Return the material word for word. Do not include the pictures.

>> BEGIN Stored records

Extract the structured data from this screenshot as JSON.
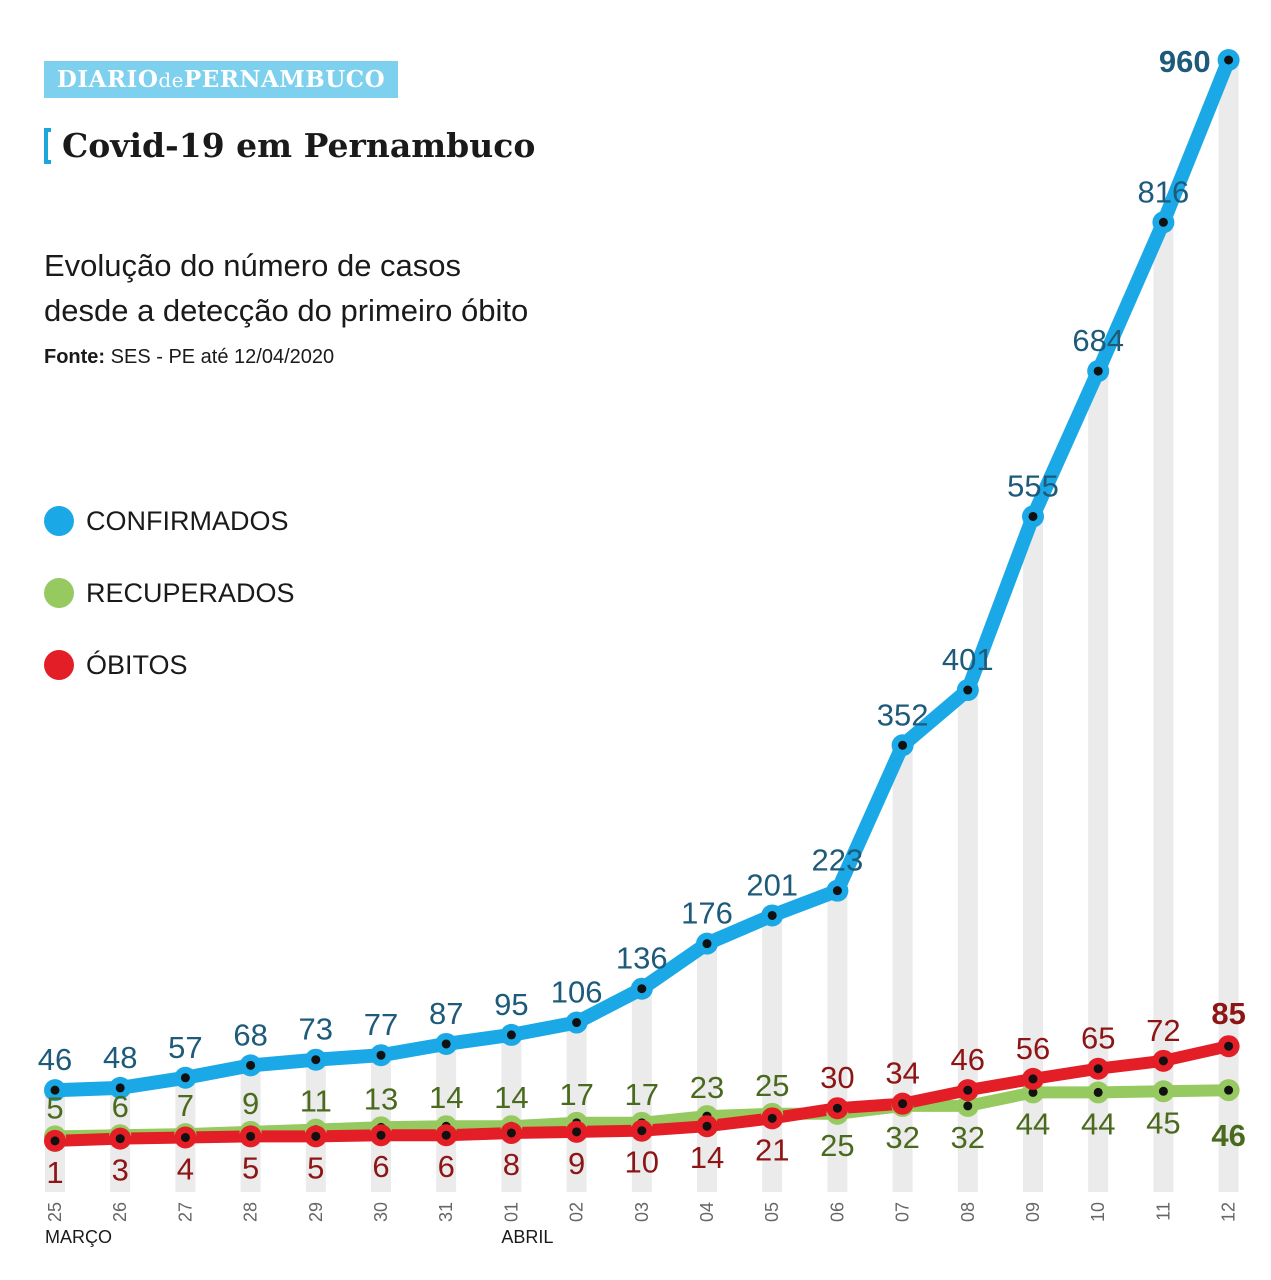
{
  "brand": {
    "part1": "DIARIO",
    "part2": "de",
    "part3": "PERNAMBUCO"
  },
  "title": "Covid-19 em Pernambuco",
  "subtitle_line1": "Evolução do número de casos",
  "subtitle_line2": "desde a detecção do primeiro óbito",
  "source_label": "Fonte:",
  "source_text": " SES - PE até 12/04/2020",
  "legend": [
    {
      "label": "CONFIRMADOS",
      "color": "#1aa9e6"
    },
    {
      "label": "RECUPERADOS",
      "color": "#96c95f"
    },
    {
      "label": "ÓBITOS",
      "color": "#e31e26"
    }
  ],
  "chart_data": {
    "type": "line",
    "categories": [
      "25",
      "26",
      "27",
      "28",
      "29",
      "30",
      "31",
      "01",
      "02",
      "03",
      "04",
      "05",
      "06",
      "07",
      "08",
      "09",
      "10",
      "11",
      "12"
    ],
    "month_labels": [
      {
        "label": "MARÇO",
        "index": 0
      },
      {
        "label": "ABRIL",
        "index": 7
      }
    ],
    "series": [
      {
        "name": "CONFIRMADOS",
        "color": "#1aa9e6",
        "label_color": "#1e5a7a",
        "values": [
          46,
          48,
          57,
          68,
          73,
          77,
          87,
          95,
          106,
          136,
          176,
          201,
          223,
          352,
          401,
          555,
          684,
          816,
          960
        ]
      },
      {
        "name": "RECUPERADOS",
        "color": "#96c95f",
        "label_color": "#4a6a1e",
        "values": [
          5,
          6,
          7,
          9,
          11,
          13,
          14,
          14,
          17,
          17,
          23,
          25,
          25,
          32,
          32,
          44,
          44,
          45,
          46
        ]
      },
      {
        "name": "ÓBITOS",
        "color": "#e31e26",
        "label_color": "#8e1515",
        "values": [
          1,
          3,
          4,
          5,
          5,
          6,
          6,
          8,
          9,
          10,
          14,
          21,
          30,
          34,
          46,
          56,
          65,
          72,
          85
        ]
      }
    ]
  }
}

>> END Stored records

Output of the exercise:
Extract the structured data from this screenshot as JSON.
{
  "brand": {
    "part1": "DIARIO",
    "part2": "de",
    "part3": "PERNAMBUCO"
  },
  "title": "Covid-19 em Pernambuco",
  "subtitle_line1": "Evolução do número de casos",
  "subtitle_line2": "desde a detecção do primeiro óbito",
  "source_label": "Fonte:",
  "source_text": " SES - PE até 12/04/2020",
  "legend": [
    {
      "label": "CONFIRMADOS",
      "color": "#1aa9e6"
    },
    {
      "label": "RECUPERADOS",
      "color": "#96c95f"
    },
    {
      "label": "ÓBITOS",
      "color": "#e31e26"
    }
  ],
  "chart_data": {
    "type": "line",
    "categories": [
      "25",
      "26",
      "27",
      "28",
      "29",
      "30",
      "31",
      "01",
      "02",
      "03",
      "04",
      "05",
      "06",
      "07",
      "08",
      "09",
      "10",
      "11",
      "12"
    ],
    "month_labels": [
      {
        "label": "MARÇO",
        "index": 0
      },
      {
        "label": "ABRIL",
        "index": 7
      }
    ],
    "series": [
      {
        "name": "CONFIRMADOS",
        "color": "#1aa9e6",
        "label_color": "#1e5a7a",
        "values": [
          46,
          48,
          57,
          68,
          73,
          77,
          87,
          95,
          106,
          136,
          176,
          201,
          223,
          352,
          401,
          555,
          684,
          816,
          960
        ]
      },
      {
        "name": "RECUPERADOS",
        "color": "#96c95f",
        "label_color": "#4a6a1e",
        "values": [
          5,
          6,
          7,
          9,
          11,
          13,
          14,
          14,
          17,
          17,
          23,
          25,
          25,
          32,
          32,
          44,
          44,
          45,
          46
        ]
      },
      {
        "name": "ÓBITOS",
        "color": "#e31e26",
        "label_color": "#8e1515",
        "values": [
          1,
          3,
          4,
          5,
          5,
          6,
          6,
          8,
          9,
          10,
          14,
          21,
          30,
          34,
          46,
          56,
          65,
          72,
          85
        ]
      }
    ]
  }
}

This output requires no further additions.